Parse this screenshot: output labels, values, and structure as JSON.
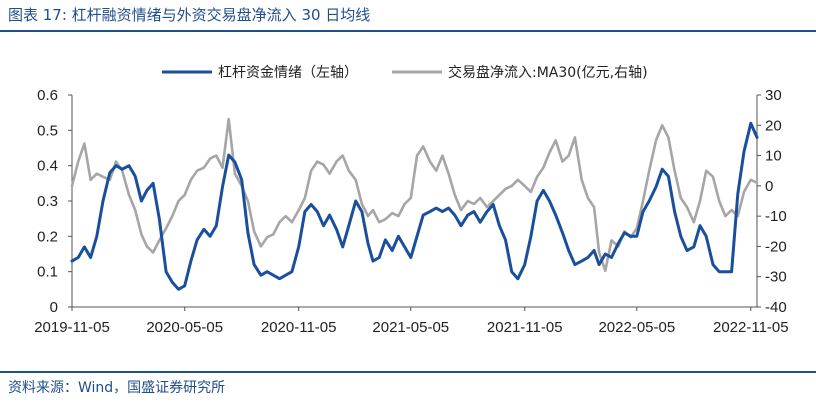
{
  "header": {
    "title": "图表 17:  杠杆融资情绪与外资交易盘净流入 30 日均线"
  },
  "footer": {
    "source": "资料来源：Wind，国盛证券研究所"
  },
  "colors": {
    "brand": "#1f4e8c",
    "series_left": "#1a4f9c",
    "series_right": "#a6a6a6"
  },
  "chart_data": {
    "type": "line",
    "legend_position": "top",
    "grid": false,
    "x_ticks": [
      "2019-11-05",
      "2020-05-05",
      "2020-11-05",
      "2021-05-05",
      "2021-11-05",
      "2022-05-05",
      "2022-11-05"
    ],
    "x_range": [
      "2019-11-05",
      "2022-11-15"
    ],
    "left_axis": {
      "ticks": [
        "0",
        "0.1",
        "0.2",
        "0.3",
        "0.4",
        "0.5",
        "0.6"
      ],
      "ylim": [
        0,
        0.6
      ]
    },
    "right_axis": {
      "ticks": [
        "-40",
        "-30",
        "-20",
        "-10",
        "0",
        "10",
        "20",
        "30"
      ],
      "ylim": [
        -40,
        30
      ]
    },
    "series": [
      {
        "name": "杠杆资金情绪（左轴）",
        "axis": "left",
        "points": [
          [
            "2019-11-05",
            0.13
          ],
          [
            "2019-11-15",
            0.14
          ],
          [
            "2019-11-25",
            0.17
          ],
          [
            "2019-12-05",
            0.14
          ],
          [
            "2019-12-15",
            0.2
          ],
          [
            "2019-12-25",
            0.3
          ],
          [
            "2020-01-05",
            0.38
          ],
          [
            "2020-01-15",
            0.4
          ],
          [
            "2020-01-25",
            0.39
          ],
          [
            "2020-02-05",
            0.4
          ],
          [
            "2020-02-15",
            0.37
          ],
          [
            "2020-02-25",
            0.3
          ],
          [
            "2020-03-05",
            0.33
          ],
          [
            "2020-03-15",
            0.35
          ],
          [
            "2020-03-25",
            0.25
          ],
          [
            "2020-04-05",
            0.1
          ],
          [
            "2020-04-15",
            0.07
          ],
          [
            "2020-04-25",
            0.05
          ],
          [
            "2020-05-05",
            0.06
          ],
          [
            "2020-05-15",
            0.13
          ],
          [
            "2020-05-25",
            0.19
          ],
          [
            "2020-06-05",
            0.22
          ],
          [
            "2020-06-15",
            0.2
          ],
          [
            "2020-06-25",
            0.23
          ],
          [
            "2020-07-05",
            0.34
          ],
          [
            "2020-07-15",
            0.43
          ],
          [
            "2020-07-25",
            0.41
          ],
          [
            "2020-08-05",
            0.36
          ],
          [
            "2020-08-15",
            0.21
          ],
          [
            "2020-08-25",
            0.12
          ],
          [
            "2020-09-05",
            0.09
          ],
          [
            "2020-09-15",
            0.1
          ],
          [
            "2020-09-25",
            0.09
          ],
          [
            "2020-10-05",
            0.08
          ],
          [
            "2020-10-15",
            0.09
          ],
          [
            "2020-10-25",
            0.1
          ],
          [
            "2020-11-05",
            0.17
          ],
          [
            "2020-11-15",
            0.27
          ],
          [
            "2020-11-25",
            0.29
          ],
          [
            "2020-12-05",
            0.27
          ],
          [
            "2020-12-15",
            0.23
          ],
          [
            "2020-12-25",
            0.26
          ],
          [
            "2021-01-05",
            0.22
          ],
          [
            "2021-01-15",
            0.17
          ],
          [
            "2021-01-25",
            0.23
          ],
          [
            "2021-02-05",
            0.3
          ],
          [
            "2021-02-15",
            0.27
          ],
          [
            "2021-02-25",
            0.18
          ],
          [
            "2021-03-05",
            0.13
          ],
          [
            "2021-03-15",
            0.14
          ],
          [
            "2021-03-25",
            0.19
          ],
          [
            "2021-04-05",
            0.16
          ],
          [
            "2021-04-15",
            0.2
          ],
          [
            "2021-04-25",
            0.17
          ],
          [
            "2021-05-05",
            0.14
          ],
          [
            "2021-05-15",
            0.2
          ],
          [
            "2021-05-25",
            0.26
          ],
          [
            "2021-06-05",
            0.27
          ],
          [
            "2021-06-15",
            0.28
          ],
          [
            "2021-06-25",
            0.27
          ],
          [
            "2021-07-05",
            0.28
          ],
          [
            "2021-07-15",
            0.26
          ],
          [
            "2021-07-25",
            0.23
          ],
          [
            "2021-08-05",
            0.26
          ],
          [
            "2021-08-15",
            0.27
          ],
          [
            "2021-08-25",
            0.24
          ],
          [
            "2021-09-05",
            0.27
          ],
          [
            "2021-09-15",
            0.29
          ],
          [
            "2021-09-25",
            0.23
          ],
          [
            "2021-10-05",
            0.19
          ],
          [
            "2021-10-15",
            0.1
          ],
          [
            "2021-10-25",
            0.08
          ],
          [
            "2021-11-05",
            0.12
          ],
          [
            "2021-11-15",
            0.2
          ],
          [
            "2021-11-25",
            0.3
          ],
          [
            "2021-12-05",
            0.33
          ],
          [
            "2021-12-15",
            0.3
          ],
          [
            "2021-12-25",
            0.26
          ],
          [
            "2022-01-05",
            0.21
          ],
          [
            "2022-01-15",
            0.16
          ],
          [
            "2022-01-25",
            0.12
          ],
          [
            "2022-02-05",
            0.13
          ],
          [
            "2022-02-15",
            0.14
          ],
          [
            "2022-02-25",
            0.16
          ],
          [
            "2022-03-05",
            0.12
          ],
          [
            "2022-03-15",
            0.15
          ],
          [
            "2022-03-25",
            0.14
          ],
          [
            "2022-04-05",
            0.18
          ],
          [
            "2022-04-15",
            0.21
          ],
          [
            "2022-04-25",
            0.2
          ],
          [
            "2022-05-05",
            0.2
          ],
          [
            "2022-05-15",
            0.27
          ],
          [
            "2022-05-25",
            0.3
          ],
          [
            "2022-06-05",
            0.34
          ],
          [
            "2022-06-15",
            0.39
          ],
          [
            "2022-06-25",
            0.37
          ],
          [
            "2022-07-05",
            0.27
          ],
          [
            "2022-07-15",
            0.2
          ],
          [
            "2022-07-25",
            0.16
          ],
          [
            "2022-08-05",
            0.17
          ],
          [
            "2022-08-15",
            0.23
          ],
          [
            "2022-08-25",
            0.2
          ],
          [
            "2022-09-05",
            0.12
          ],
          [
            "2022-09-15",
            0.1
          ],
          [
            "2022-09-25",
            0.1
          ],
          [
            "2022-10-05",
            0.1
          ],
          [
            "2022-10-15",
            0.32
          ],
          [
            "2022-10-25",
            0.44
          ],
          [
            "2022-11-05",
            0.52
          ],
          [
            "2022-11-15",
            0.48
          ]
        ]
      },
      {
        "name": "交易盘净流入:MA30(亿元,右轴)",
        "axis": "right",
        "points": [
          [
            "2019-11-05",
            0
          ],
          [
            "2019-11-15",
            8
          ],
          [
            "2019-11-25",
            14
          ],
          [
            "2019-12-05",
            2
          ],
          [
            "2019-12-15",
            4
          ],
          [
            "2019-12-25",
            3
          ],
          [
            "2020-01-05",
            2
          ],
          [
            "2020-01-15",
            8
          ],
          [
            "2020-01-25",
            5
          ],
          [
            "2020-02-05",
            -3
          ],
          [
            "2020-02-15",
            -8
          ],
          [
            "2020-02-25",
            -16
          ],
          [
            "2020-03-05",
            -20
          ],
          [
            "2020-03-15",
            -22
          ],
          [
            "2020-03-25",
            -18
          ],
          [
            "2020-04-05",
            -14
          ],
          [
            "2020-04-15",
            -10
          ],
          [
            "2020-04-25",
            -5
          ],
          [
            "2020-05-05",
            -3
          ],
          [
            "2020-05-15",
            2
          ],
          [
            "2020-05-25",
            5
          ],
          [
            "2020-06-05",
            6
          ],
          [
            "2020-06-15",
            9
          ],
          [
            "2020-06-25",
            10
          ],
          [
            "2020-07-05",
            6
          ],
          [
            "2020-07-15",
            22
          ],
          [
            "2020-07-25",
            4
          ],
          [
            "2020-08-05",
            0
          ],
          [
            "2020-08-15",
            -5
          ],
          [
            "2020-08-25",
            -15
          ],
          [
            "2020-09-05",
            -20
          ],
          [
            "2020-09-15",
            -17
          ],
          [
            "2020-09-25",
            -16
          ],
          [
            "2020-10-05",
            -12
          ],
          [
            "2020-10-15",
            -10
          ],
          [
            "2020-10-25",
            -12
          ],
          [
            "2020-11-05",
            -8
          ],
          [
            "2020-11-15",
            -4
          ],
          [
            "2020-11-25",
            5
          ],
          [
            "2020-12-05",
            8
          ],
          [
            "2020-12-15",
            7
          ],
          [
            "2020-12-25",
            4
          ],
          [
            "2021-01-05",
            8
          ],
          [
            "2021-01-15",
            10
          ],
          [
            "2021-01-25",
            5
          ],
          [
            "2021-02-05",
            2
          ],
          [
            "2021-02-15",
            -6
          ],
          [
            "2021-02-25",
            -10
          ],
          [
            "2021-03-05",
            -8
          ],
          [
            "2021-03-15",
            -12
          ],
          [
            "2021-03-25",
            -11
          ],
          [
            "2021-04-05",
            -9
          ],
          [
            "2021-04-15",
            -10
          ],
          [
            "2021-04-25",
            -6
          ],
          [
            "2021-05-05",
            -4
          ],
          [
            "2021-05-15",
            10
          ],
          [
            "2021-05-25",
            13
          ],
          [
            "2021-06-05",
            8
          ],
          [
            "2021-06-15",
            5
          ],
          [
            "2021-06-25",
            10
          ],
          [
            "2021-07-05",
            4
          ],
          [
            "2021-07-15",
            -3
          ],
          [
            "2021-07-25",
            -8
          ],
          [
            "2021-08-05",
            -5
          ],
          [
            "2021-08-15",
            -6
          ],
          [
            "2021-08-25",
            -4
          ],
          [
            "2021-09-05",
            -7
          ],
          [
            "2021-09-15",
            -5
          ],
          [
            "2021-09-25",
            -3
          ],
          [
            "2021-10-05",
            -1
          ],
          [
            "2021-10-15",
            0
          ],
          [
            "2021-10-25",
            2
          ],
          [
            "2021-11-05",
            0
          ],
          [
            "2021-11-15",
            -2
          ],
          [
            "2021-11-25",
            3
          ],
          [
            "2021-12-05",
            6
          ],
          [
            "2021-12-15",
            11
          ],
          [
            "2021-12-25",
            15
          ],
          [
            "2022-01-05",
            8
          ],
          [
            "2022-01-15",
            10
          ],
          [
            "2022-01-25",
            16
          ],
          [
            "2022-02-05",
            2
          ],
          [
            "2022-02-15",
            -4
          ],
          [
            "2022-02-25",
            -7
          ],
          [
            "2022-03-05",
            -22
          ],
          [
            "2022-03-15",
            -28
          ],
          [
            "2022-03-25",
            -18
          ],
          [
            "2022-04-05",
            -20
          ],
          [
            "2022-04-15",
            -15
          ],
          [
            "2022-04-25",
            -17
          ],
          [
            "2022-05-05",
            -14
          ],
          [
            "2022-05-15",
            -5
          ],
          [
            "2022-05-25",
            5
          ],
          [
            "2022-06-05",
            15
          ],
          [
            "2022-06-15",
            20
          ],
          [
            "2022-06-25",
            16
          ],
          [
            "2022-07-05",
            5
          ],
          [
            "2022-07-15",
            -4
          ],
          [
            "2022-07-25",
            -7
          ],
          [
            "2022-08-05",
            -12
          ],
          [
            "2022-08-15",
            -5
          ],
          [
            "2022-08-25",
            5
          ],
          [
            "2022-09-05",
            3
          ],
          [
            "2022-09-15",
            -5
          ],
          [
            "2022-09-25",
            -10
          ],
          [
            "2022-10-05",
            -8
          ],
          [
            "2022-10-15",
            -10
          ],
          [
            "2022-10-25",
            -2
          ],
          [
            "2022-11-05",
            2
          ],
          [
            "2022-11-15",
            1
          ]
        ]
      }
    ]
  }
}
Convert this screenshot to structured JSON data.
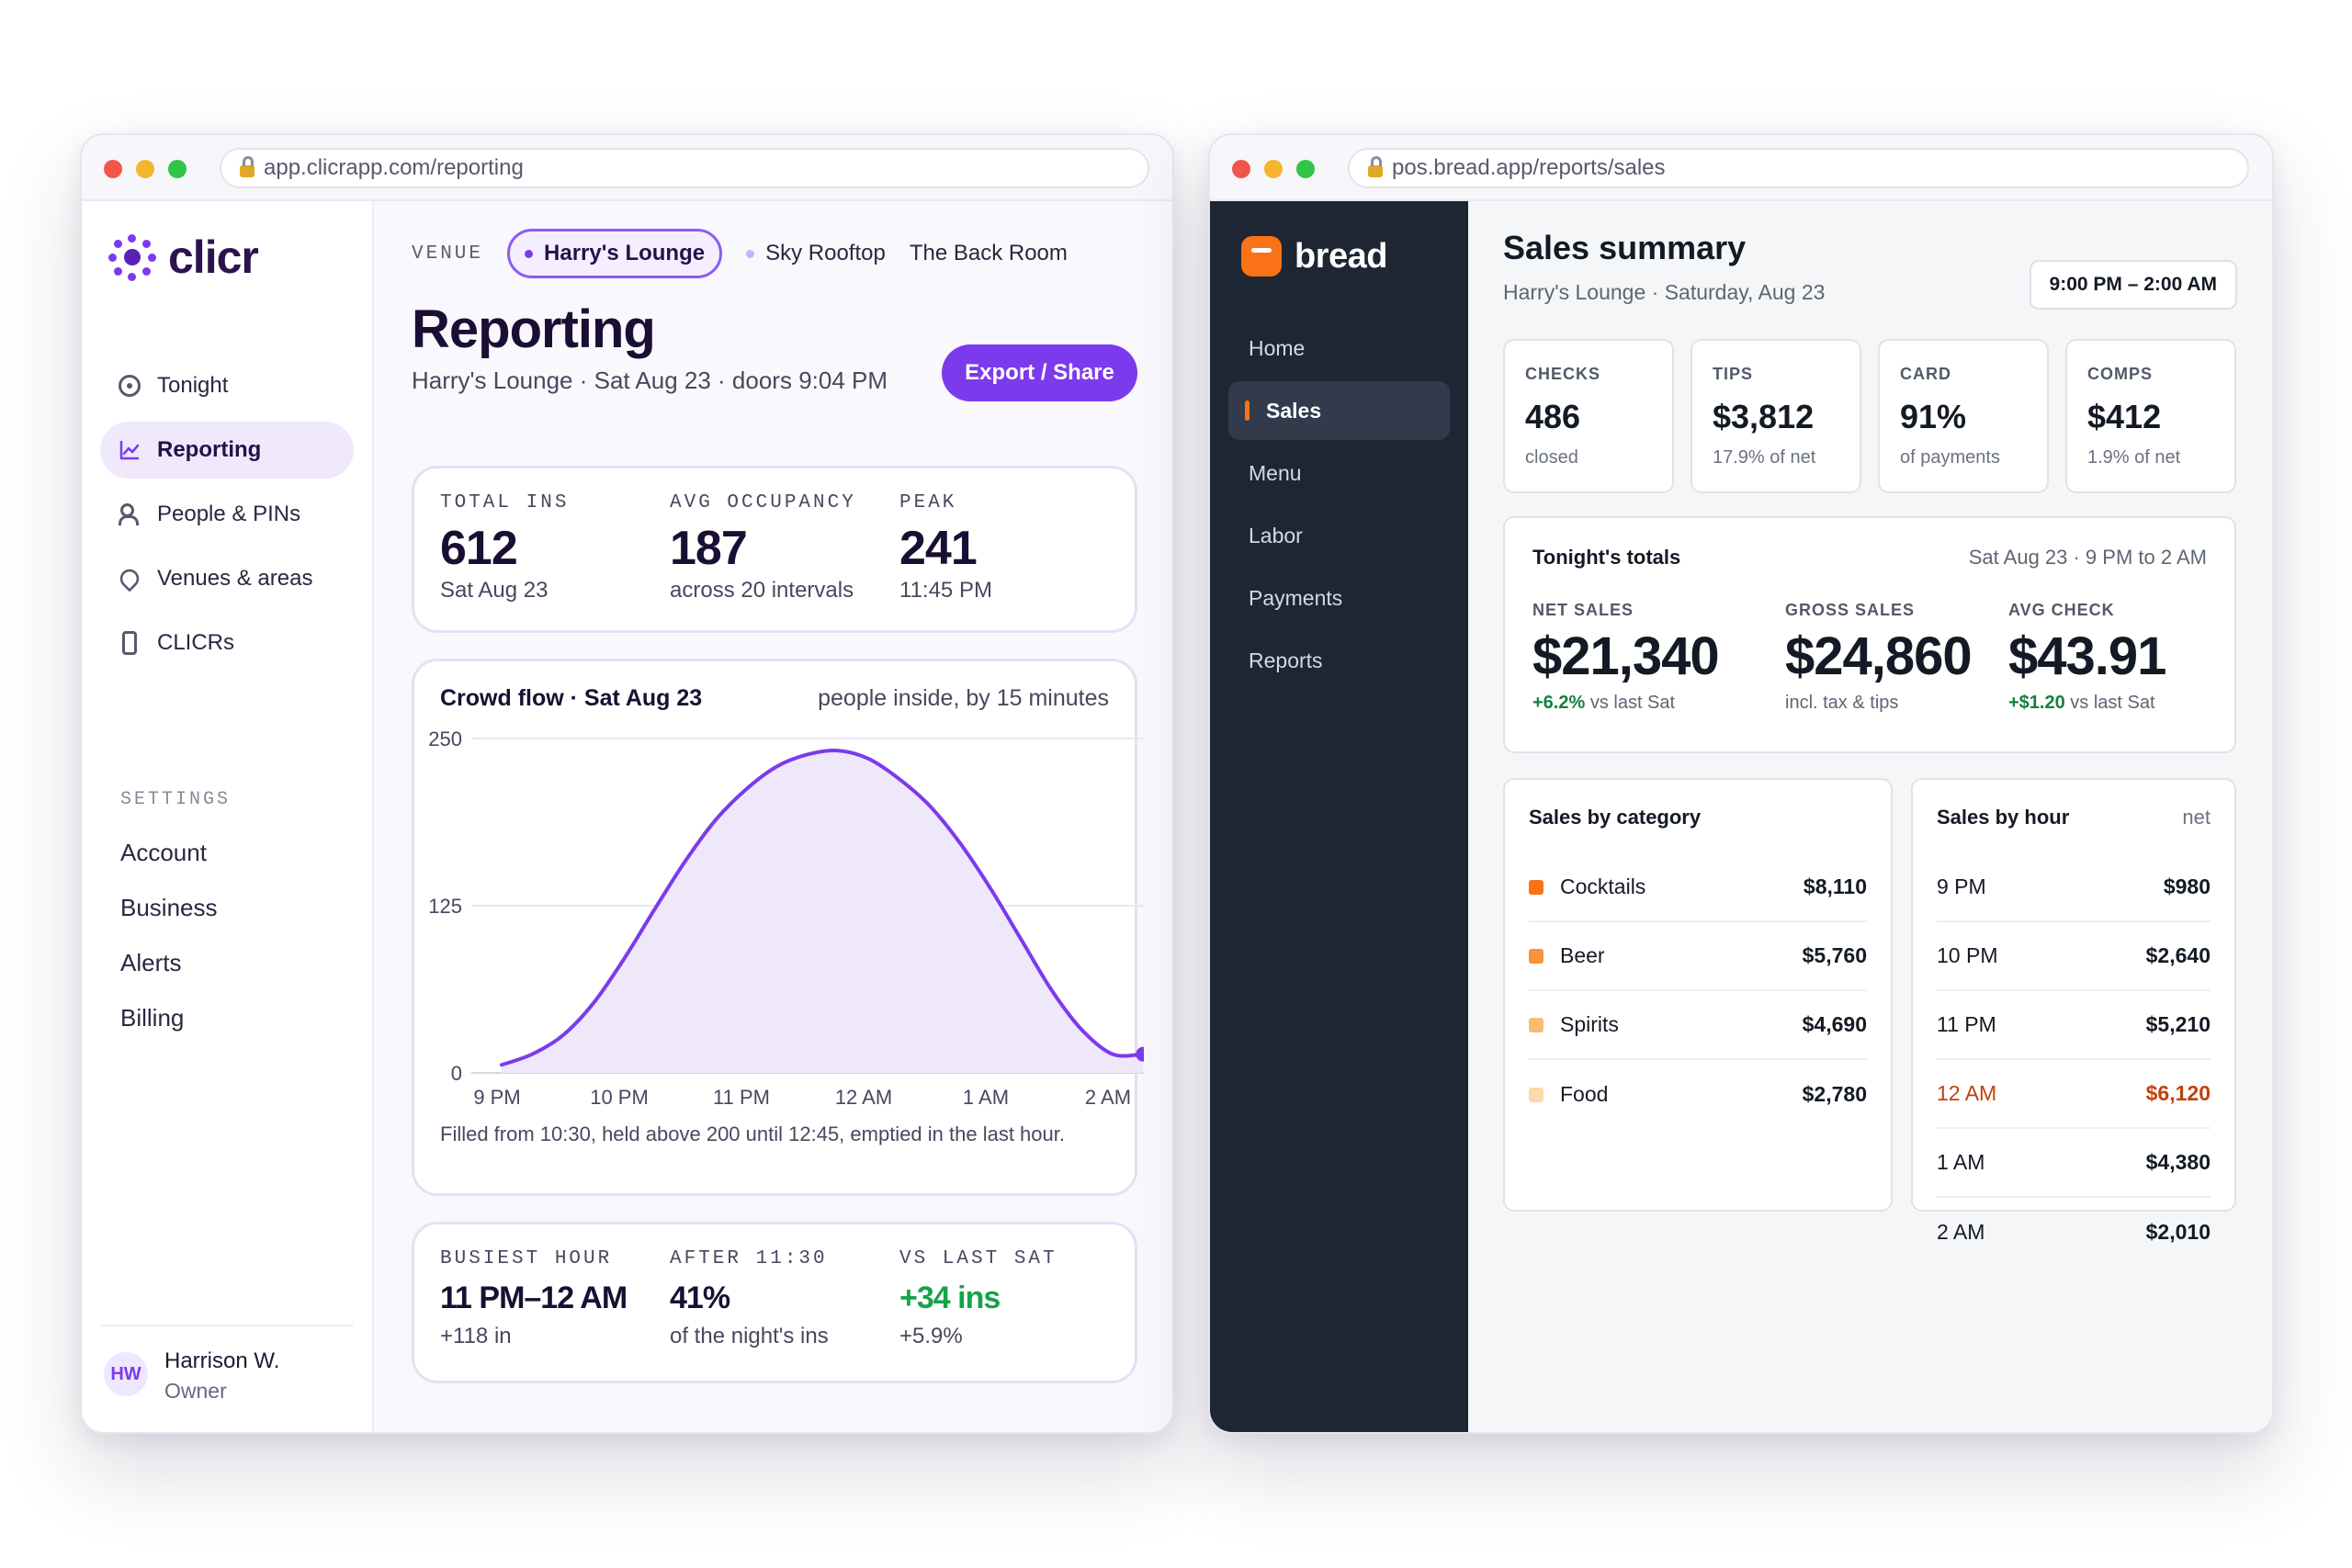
{
  "clicr": {
    "url": "app.clicrapp.com/reporting",
    "logo": "clicr",
    "nav": [
      {
        "label": "Tonight",
        "icon": "target-icon"
      },
      {
        "label": "Reporting",
        "icon": "chart-line-icon",
        "active": true
      },
      {
        "label": "People & PINs",
        "icon": "people-icon"
      },
      {
        "label": "Venues & areas",
        "icon": "location-pin-icon"
      },
      {
        "label": "CLICRs",
        "icon": "device-icon"
      }
    ],
    "settings_label": "SETTINGS",
    "settings": [
      "Account",
      "Business",
      "Alerts",
      "Billing"
    ],
    "user": {
      "initials": "HW",
      "name": "Harrison W.",
      "role": "Owner"
    },
    "venue_label": "VENUE",
    "venues": [
      {
        "label": "Harry's Lounge",
        "active": true
      },
      {
        "label": "Sky Rooftop"
      },
      {
        "label": "The Back Room"
      }
    ],
    "title": "Reporting",
    "subtitle": "Harry's Lounge · Sat Aug 23 · doors 9:04 PM",
    "export_label": "Export / Share",
    "stats": [
      {
        "label": "TOTAL INS",
        "value": "612",
        "sub": "Sat Aug 23"
      },
      {
        "label": "AVG OCCUPANCY",
        "value": "187",
        "sub": "across 20 intervals"
      },
      {
        "label": "PEAK",
        "value": "241",
        "sub": "11:45 PM"
      }
    ],
    "chart_title": "Crowd flow · Sat Aug 23",
    "chart_caption": "people inside, by 15 minutes",
    "chart_note": "Filled from 10:30, held above 200 until 12:45, emptied in the last hour.",
    "bottom_stats": [
      {
        "label": "BUSIEST HOUR",
        "value": "11 PM–12 AM",
        "sub": "+118 in",
        "style": "mid"
      },
      {
        "label": "AFTER 11:30",
        "value": "41%",
        "sub": "of the night's ins",
        "style": "mid"
      },
      {
        "label": "VS LAST SAT",
        "value": "+34 ins",
        "sub": "+5.9%",
        "style": "green"
      }
    ],
    "accent": "#7c3aed"
  },
  "chart_data": {
    "type": "area",
    "title": "Crowd flow · Sat Aug 23",
    "subtitle": "people inside, by 15 minutes",
    "x_ticks": [
      "9 PM",
      "10 PM",
      "11 PM",
      "12 AM",
      "1 AM",
      "2 AM"
    ],
    "y_ticks": [
      0,
      125,
      250
    ],
    "ylim": [
      0,
      250
    ],
    "x": [
      "9:00 PM",
      "9:15 PM",
      "9:30 PM",
      "9:45 PM",
      "10:00 PM",
      "10:15 PM",
      "10:30 PM",
      "10:45 PM",
      "11:00 PM",
      "11:15 PM",
      "11:30 PM",
      "11:45 PM",
      "12:00 AM",
      "12:15 AM",
      "12:30 AM",
      "12:45 AM",
      "1:00 AM",
      "1:15 AM",
      "1:30 AM",
      "1:45 AM",
      "2:00 AM",
      "2:15 AM"
    ],
    "values": [
      6,
      14,
      28,
      52,
      85,
      122,
      158,
      189,
      212,
      229,
      238,
      241,
      235,
      220,
      200,
      172,
      138,
      100,
      62,
      32,
      14,
      14
    ],
    "color": "#7c3aed",
    "fill": "#efe8fb",
    "grid": true
  },
  "bread": {
    "url": "pos.bread.app/reports/sales",
    "logo": "bread",
    "nav": [
      {
        "label": "Home"
      },
      {
        "label": "Sales",
        "active": true
      },
      {
        "label": "Menu"
      },
      {
        "label": "Labor"
      },
      {
        "label": "Payments"
      },
      {
        "label": "Reports"
      }
    ],
    "title": "Sales summary",
    "subtitle": "Harry's Lounge · Saturday, Aug 23",
    "range": "9:00 PM – 2:00 AM",
    "kpis": [
      {
        "label": "CHECKS",
        "value": "486",
        "sub": "closed"
      },
      {
        "label": "TIPS",
        "value": "$3,812",
        "sub": "17.9% of net"
      },
      {
        "label": "CARD",
        "value": "91%",
        "sub": "of payments"
      },
      {
        "label": "COMPS",
        "value": "$412",
        "sub": "1.9% of net"
      }
    ],
    "totals": {
      "title": "Tonight's totals",
      "date": "Sat Aug 23 · 9 PM to 2 AM",
      "net_label": "NET SALES",
      "net_value": "$21,340",
      "net_delta": "+6.2%",
      "net_delta_suffix": " vs last Sat",
      "gross_label": "GROSS SALES",
      "gross_value": "$24,860",
      "gross_sub": "incl. tax & tips",
      "avg_label": "AVG CHECK",
      "avg_value": "$43.91",
      "avg_delta": "+$1.20",
      "avg_delta_suffix": " vs last Sat"
    },
    "category_title": "Sales by category",
    "categories": [
      {
        "label": "Cocktails",
        "value": "$8,110",
        "color": "#f97316"
      },
      {
        "label": "Beer",
        "value": "$5,760",
        "color": "#fb923c"
      },
      {
        "label": "Spirits",
        "value": "$4,690",
        "color": "#fdba74"
      },
      {
        "label": "Food",
        "value": "$2,780",
        "color": "#fed7aa"
      }
    ],
    "hour_title": "Sales by hour",
    "hour_caption": "net",
    "hours": [
      {
        "label": "9 PM",
        "value": "$980"
      },
      {
        "label": "10 PM",
        "value": "$2,640"
      },
      {
        "label": "11 PM",
        "value": "$5,210"
      },
      {
        "label": "12 AM",
        "value": "$6,120",
        "highlight": true
      },
      {
        "label": "1 AM",
        "value": "$4,380"
      },
      {
        "label": "2 AM",
        "value": "$2,010"
      }
    ],
    "accent": "#f97316",
    "highlight_color": "#c2410c"
  }
}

◆ Short task ◆
Go through the material above and count the lines that include "JSON". Give the number alone.

◆ Output ◆
2